● **TEXT SHOWN**
####

# pics of other animals you have or had



## lily101 (Nov 8, 2010)

thought i would share a few pics of my sis's dog when i get back i post a few of my bros same breed dif color she is a sheltie and has the cutest face her name is paige and she loves to pic fights with my golden lily. would anyone else be willing to share pics of there other dogs and give their names?? dont have to but i was just curious of what other dogs you have instead of a golden...... and if they get along with your golden(s)


----------



## Ninde'Gold (Oct 21, 2006)

There's not enough space on here to post all the animals I've had lol (lots of fish, turtles, lobsters, crabs, hamsters etc)

Maggie, Bunny, 8 years old:


















Peppy, Bunny, Deceased (would still be alive if my ex didn't kill him):



















Samson, Bunny, Deceased: Bought at pet store, he died two months later randomly...



















Moka, Cat, 3 years old:









Lexi, Ferret, 3 years old, no longer living with me,









Reece, Pitbull, 3 years old:


----------



## crayola_sky (Jan 18, 2011)

hope these work if not ill edit in a minute


http://www.facebook.com/photo.php?pid=16459076&l=5216121197&id=566055304
those are my boys at rainbow bridge. Max the cat was put to sleep a year and a half ago..kidney failure. he was 13. Oliver..my dog..was put to sleep last week on valentines day.

####

● **PROVIDED RECORDS**

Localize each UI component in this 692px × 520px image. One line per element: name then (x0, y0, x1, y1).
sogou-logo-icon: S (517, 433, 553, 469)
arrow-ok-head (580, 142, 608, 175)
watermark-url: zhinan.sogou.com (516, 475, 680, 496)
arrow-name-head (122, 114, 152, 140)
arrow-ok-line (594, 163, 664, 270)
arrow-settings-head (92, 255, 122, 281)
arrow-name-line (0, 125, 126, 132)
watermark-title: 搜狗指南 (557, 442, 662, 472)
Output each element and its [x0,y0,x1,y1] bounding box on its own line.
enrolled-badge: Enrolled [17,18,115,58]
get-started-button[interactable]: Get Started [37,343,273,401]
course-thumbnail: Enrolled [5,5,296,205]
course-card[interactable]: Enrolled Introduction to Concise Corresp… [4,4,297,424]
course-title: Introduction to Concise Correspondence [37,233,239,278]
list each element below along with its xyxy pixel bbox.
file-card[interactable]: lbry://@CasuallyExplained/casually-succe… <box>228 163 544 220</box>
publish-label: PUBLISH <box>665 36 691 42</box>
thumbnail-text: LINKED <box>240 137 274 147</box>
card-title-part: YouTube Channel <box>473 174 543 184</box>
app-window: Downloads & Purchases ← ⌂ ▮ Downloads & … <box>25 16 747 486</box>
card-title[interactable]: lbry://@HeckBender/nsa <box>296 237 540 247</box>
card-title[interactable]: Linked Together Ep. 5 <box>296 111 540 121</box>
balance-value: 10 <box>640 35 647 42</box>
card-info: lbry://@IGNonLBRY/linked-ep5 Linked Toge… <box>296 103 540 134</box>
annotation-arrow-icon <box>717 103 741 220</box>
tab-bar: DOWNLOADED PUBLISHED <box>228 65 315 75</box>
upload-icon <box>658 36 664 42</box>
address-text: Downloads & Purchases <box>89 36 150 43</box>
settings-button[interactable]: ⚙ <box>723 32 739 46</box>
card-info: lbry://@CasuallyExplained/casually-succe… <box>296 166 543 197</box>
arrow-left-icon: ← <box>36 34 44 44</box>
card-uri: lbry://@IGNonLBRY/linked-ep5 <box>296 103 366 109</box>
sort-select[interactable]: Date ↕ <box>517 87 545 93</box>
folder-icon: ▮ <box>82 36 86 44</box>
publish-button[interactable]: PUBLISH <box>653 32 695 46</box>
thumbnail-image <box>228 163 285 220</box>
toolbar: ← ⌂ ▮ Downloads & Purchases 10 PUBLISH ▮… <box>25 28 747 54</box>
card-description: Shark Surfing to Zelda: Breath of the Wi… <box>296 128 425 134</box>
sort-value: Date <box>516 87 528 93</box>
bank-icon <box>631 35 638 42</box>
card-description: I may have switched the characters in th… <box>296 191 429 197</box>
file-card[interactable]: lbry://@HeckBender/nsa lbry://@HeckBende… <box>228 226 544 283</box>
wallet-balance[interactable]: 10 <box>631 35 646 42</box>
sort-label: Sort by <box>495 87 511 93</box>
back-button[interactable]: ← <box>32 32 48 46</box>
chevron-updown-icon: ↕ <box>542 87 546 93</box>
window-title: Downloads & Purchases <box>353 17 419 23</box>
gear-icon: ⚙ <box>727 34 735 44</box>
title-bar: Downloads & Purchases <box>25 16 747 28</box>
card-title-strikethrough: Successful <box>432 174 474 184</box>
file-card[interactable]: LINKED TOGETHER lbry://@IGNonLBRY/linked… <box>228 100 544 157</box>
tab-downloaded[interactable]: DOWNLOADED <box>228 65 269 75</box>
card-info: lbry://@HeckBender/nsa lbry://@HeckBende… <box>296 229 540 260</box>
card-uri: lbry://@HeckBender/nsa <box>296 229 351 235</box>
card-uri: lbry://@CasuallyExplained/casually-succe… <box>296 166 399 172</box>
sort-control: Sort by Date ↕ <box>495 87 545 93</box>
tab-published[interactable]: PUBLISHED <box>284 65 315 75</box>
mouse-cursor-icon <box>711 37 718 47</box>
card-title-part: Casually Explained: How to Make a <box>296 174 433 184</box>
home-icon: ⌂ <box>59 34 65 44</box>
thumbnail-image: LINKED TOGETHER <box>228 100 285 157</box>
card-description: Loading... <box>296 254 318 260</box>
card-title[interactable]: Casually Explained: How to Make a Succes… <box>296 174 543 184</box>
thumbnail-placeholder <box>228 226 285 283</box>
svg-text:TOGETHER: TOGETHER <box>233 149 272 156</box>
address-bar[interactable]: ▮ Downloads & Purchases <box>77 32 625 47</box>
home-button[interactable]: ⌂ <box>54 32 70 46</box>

####

● **TASKS TO PERFORM**
**A.** In the pet photo thread, what kind of dog is Paige?
**B.** Carry on the pet photo thread from the point where it stops.

● **RESULTS OF THE EXERCISE**
**A.** A sheltie.

**B.**
they are both really missed 


http://www.facebook.com/photo.php?pid=14263526&l=f35aef266d&id=566055304 This is Meeko..my nearly 15 year old boy. we got him a few months before max, they were BEST BUDS. when we lost max, meeko feel into a deep depression.. i adopted Simba a year later and simba brought my old meeko man back to life 
http://www.facebook.com/photo.php?pid=13971423&l=e5d7a819c1&id=566055304

this is simba....hes the reason i have grey hairs at 25


----------



## lily101 (Nov 8, 2010)

love the pics of your rabbits! i especially like the first one.


----------



## jackie_hubert (Jun 2, 2010)

Chelsea I can't see the photos. It says content unavailable.


----------



## Cathy's Gunner (Dec 4, 2008)

*Kimmey Sue*

This was my Miniature Schnauzer, bridge girl Kimmey Sue. She lived till almost 14 years old. She had diabetes, lost an eye due to glaucoma but lived her life to it's fullest. She needed to be groomed in this picture but I always loved this close-up of her laying on top of me. She was a wonderful little girl and I miss her daily.


----------



## jackie_hubert (Jun 2, 2010)

Oh no, what happened to peppy?!?! I hope he died a painless death...


----------



## AcesWild (Nov 29, 2008)

I've fostered all kinds of animals...and worked with all kinds as well...









My terrier/beagle Moxie









My heart cat steely dan




Yes that is him in the commercial.









Dixon my toller









dscn0347.mp4 video by Mirage16 - Photobucket Cap'n Jack my blind one eyed cat








He and Moxie had a love thing....


----------



## Lisa_and_Willow. (Dec 18, 2007)

I have had too many pets to post them all! But I can name every one of them!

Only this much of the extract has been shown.